__What you have to do__: Please transcribe the data below exactly. Leave the pictures out.

__Records for this exercise__:
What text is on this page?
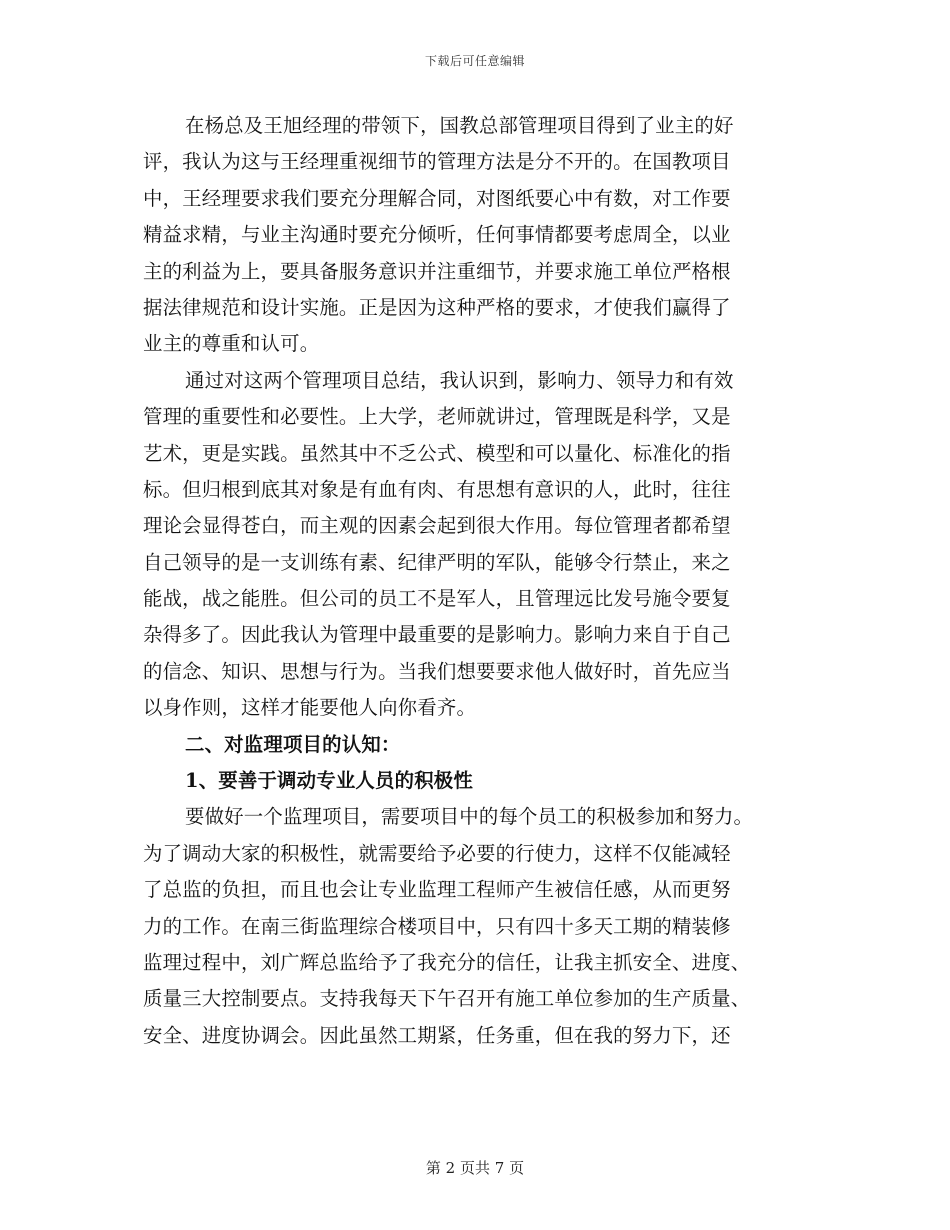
下载后可任意编辑
在杨总及王旭经理的带领下，国教总部管理项目得到了业主的好
评，我认为这与王经理重视细节的管理方法是分不开的。在国教项目
中，王经理要求我们要充分理解合同，对图纸要心中有数，对工作要
精益求精，与业主沟通时要充分倾听，任何事情都要考虑周全，以业
主的利益为上，要具备服务意识并注重细节，并要求施工单位严格根
据法律规范和设计实施。正是因为这种严格的要求，才使我们赢得了
业主的尊重和认可。
通过对这两个管理项目总结，我认识到，影响力、领导力和有效
管理的重要性和必要性。上大学，老师就讲过，管理既是科学，又是
艺术，更是实践。虽然其中不乏公式、模型和可以量化、标准化的指
标。但归根到底其对象是有血有肉、有思想有意识的人，此时，往往
理论会显得苍白，而主观的因素会起到很大作用。每位管理者都希望
自己领导的是一支训练有素、纪律严明的军队，能够令行禁止，来之
能战，战之能胜。但公司的员工不是军人，且管理远比发号施令要复
杂得多了。因此我认为管理中最重要的是影响力。影响力来自于自己
的信念、知识、思想与行为。当我们想要要求他人做好时，首先应当
以身作则，这样才能要他人向你看齐。
二、对监理项目的认知：
1、要善于调动专业人员的积极性
要做好一个监理项目，需要项目中的每个员工的积极参加和努力。
为了调动大家的积极性，就需要给予必要的行使力，这样不仅能减轻
了总监的负担，而且也会让专业监理工程师产生被信任感，从而更努
力的工作。在南三街监理综合楼项目中，只有四十多天工期的精装修
监理过程中，刘广辉总监给予了我充分的信任，让我主抓安全、进度、
质量三大控制要点。支持我每天下午召开有施工单位参加的生产质量、
安全、进度协调会。因此虽然工期紧，任务重，但在我的努力下，还
第 2 页共 7 页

__Output of the exercise__:
What text is on this page?
下载后可任意编辑
在杨总及王旭经理的带领下，国教总部管理项目得到了业主的好
评，我认为这与王经理重视细节的管理方法是分不开的。在国教项目
中，王经理要求我们要充分理解合同，对图纸要心中有数，对工作要
精益求精，与业主沟通时要充分倾听，任何事情都要考虑周全，以业
主的利益为上，要具备服务意识并注重细节，并要求施工单位严格根
据法律规范和设计实施。正是因为这种严格的要求，才使我们赢得了
业主的尊重和认可。
通过对这两个管理项目总结，我认识到，影响力、领导力和有效
管理的重要性和必要性。上大学，老师就讲过，管理既是科学，又是
艺术，更是实践。虽然其中不乏公式、模型和可以量化、标准化的指
标。但归根到底其对象是有血有肉、有思想有意识的人，此时，往往
理论会显得苍白，而主观的因素会起到很大作用。每位管理者都希望
自己领导的是一支训练有素、纪律严明的军队，能够令行禁止，来之
能战，战之能胜。但公司的员工不是军人，且管理远比发号施令要复
杂得多了。因此我认为管理中最重要的是影响力。影响力来自于自己
的信念、知识、思想与行为。当我们想要要求他人做好时，首先应当
以身作则，这样才能要他人向你看齐。
二、对监理项目的认知：
1、要善于调动专业人员的积极性
要做好一个监理项目，需要项目中的每个员工的积极参加和努力。
为了调动大家的积极性，就需要给予必要的行使力，这样不仅能减轻
了总监的负担，而且也会让专业监理工程师产生被信任感，从而更努
力的工作。在南三街监理综合楼项目中，只有四十多天工期的精装修
监理过程中，刘广辉总监给予了我充分的信任，让我主抓安全、进度、
质量三大控制要点。支持我每天下午召开有施工单位参加的生产质量、
安全、进度协调会。因此虽然工期紧，任务重，但在我的努力下，还
第 2 页共 7 页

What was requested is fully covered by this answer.